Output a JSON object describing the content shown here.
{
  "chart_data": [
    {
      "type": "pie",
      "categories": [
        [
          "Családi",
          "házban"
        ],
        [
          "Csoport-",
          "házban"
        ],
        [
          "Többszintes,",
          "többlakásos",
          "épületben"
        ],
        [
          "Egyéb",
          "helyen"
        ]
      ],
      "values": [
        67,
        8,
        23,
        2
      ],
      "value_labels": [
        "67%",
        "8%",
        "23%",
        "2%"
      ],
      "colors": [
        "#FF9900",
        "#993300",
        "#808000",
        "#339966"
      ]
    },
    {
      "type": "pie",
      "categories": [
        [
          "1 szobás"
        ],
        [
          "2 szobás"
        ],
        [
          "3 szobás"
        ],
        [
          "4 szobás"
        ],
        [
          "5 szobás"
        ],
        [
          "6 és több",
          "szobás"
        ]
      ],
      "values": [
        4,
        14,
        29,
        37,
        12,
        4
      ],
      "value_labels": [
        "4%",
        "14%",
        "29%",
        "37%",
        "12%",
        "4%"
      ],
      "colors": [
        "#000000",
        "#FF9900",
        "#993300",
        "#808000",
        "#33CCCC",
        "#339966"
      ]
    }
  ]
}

=-=-=-=-=

What you are asked to do. Working from the listing above, pick out every line that has "szobás" and copy it.

Worked answer.
          "1 szobás"
          "2 szobás"
          "3 szobás"
          "4 szobás"
          "5 szobás"
          "szobás"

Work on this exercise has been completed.